■ **Required task 1**: In the excerpt on children in care, what term is given for stress that stays in the body and shows itself in other forms?
■ **Required task 2**: Repeat word for word the stretch of the excerpt on children in care from "Burnell, A., Vaughan, J., (2012)" through "Score. UK: Penguin.".

Given children in care rely on primitive responses and have limited ability to self-regulate, it is no surprise to learn their sensory processing can be affected. Trauma prevents stress being expressed and discharged from the body effectively, meaning it remains and lives physically within the body and may show itself in other forms (somatisation). Understanding how a traumatised child’s body processes sensory information is important – for example, are they sensory seeking or sensory inhibited? Within placements we always consider the child’s missed experiences, but consideration needs to be given to how the child manages and makes sense of their sensory environment. If a child is dysregulated in their senses, this will effect how they see and make sense of their world, and impact on their ability to interact and form secure attachments with their foster carers (Burnell & Vaughan, 2012).

Feeling safe isn’t just about considering the child’s responses to personal interactions. It relates to all areas of their life and the things we take for granted. Structure, routine, and consistency are so important, particularly early on in a placement. We know this and talk about it all the time but I don’t think we truly go into detail about what it may look like for children in care. Children in care are likely to have experienced disjointed parenting, played out through a total lack of, or inconsistent boundaries, irregular and unpredictable mealtimes or availability of food, no routine for markers in the day, such as the morning/getting ready for school, bedtime, and so on. Giving the child a very clear routine, telling them what it is and what to expect, helps the child learn they are with someone who is predictable. Being transparent about mealtimes, when they are, and making sure they happen when you say they do can go a long way. when it comes to bedtime, let them know the order of things and how you structure this part of the day. Part of this is letting someone know how your house works and what happens inside, and partly telling and showing them that you will look after them. For these children, routine is so important, it brings security and predictability, a foreign feeling when we think about the chaotic and disjointed experiences children in care are usually accustomed to. I hear many foster carers say how a child knows their routine and can’t understand why they can’t do it. Again, part of providing safety and security is allowing the child time to become accustomed to new routines. This can take months on end. If they are struggling, put a list up somewhere and do the routine with them every day. Be empathic and understanding; they will get there eventually. Yes it is time consuming, possible frustrating, but you are doing so much more than teaching a routine. You are showing that you are alongside them, that you understand they need you there to help them, that you won’t get cross or shame them when they make a mistake. It will help your relationship develop and will allow feelings of safety to grow.




Burnell, A., Vaughan, J., (2012) Family Futures Neuro-sequential Approach to the Assessment and Treatment of Traumatised Children: Neuro-Physiological Psychotherapy (NPP). 

Van der Kolk, B., (2014). The Body Keeps Score. UK: Penguin.

■ **Dataset excerpt**:
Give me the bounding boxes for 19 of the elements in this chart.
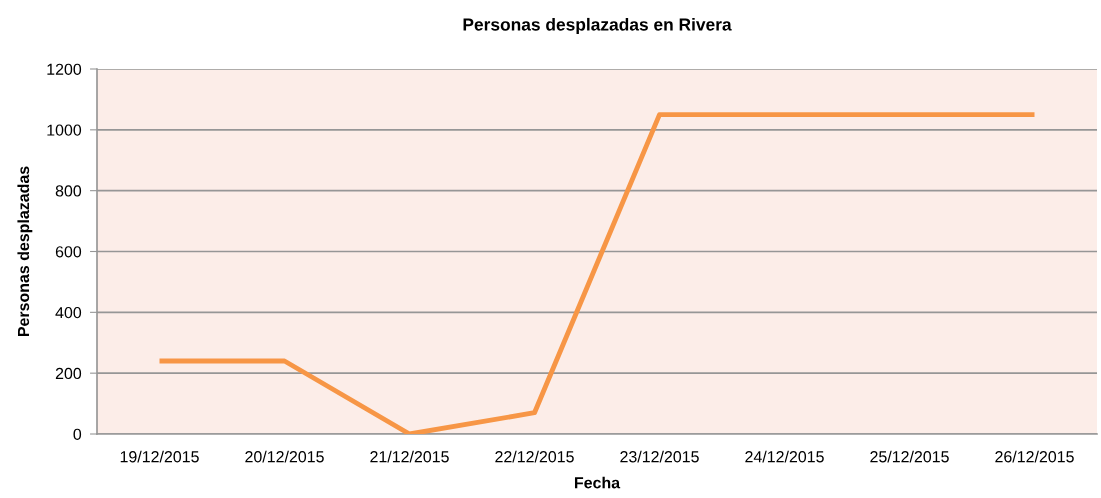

■ **Complete answer 1**: Somatisation.

■ **Complete answer 2**:
Burnell, A., Vaughan, J., (2012) Family Futures Neuro-sequential Approach to the Assessment and Treatment of Traumatised Children: Neuro-Physiological Psychotherapy (NPP). 

Van der Kolk, B., (2014). The Body Keeps Score. UK: Penguin.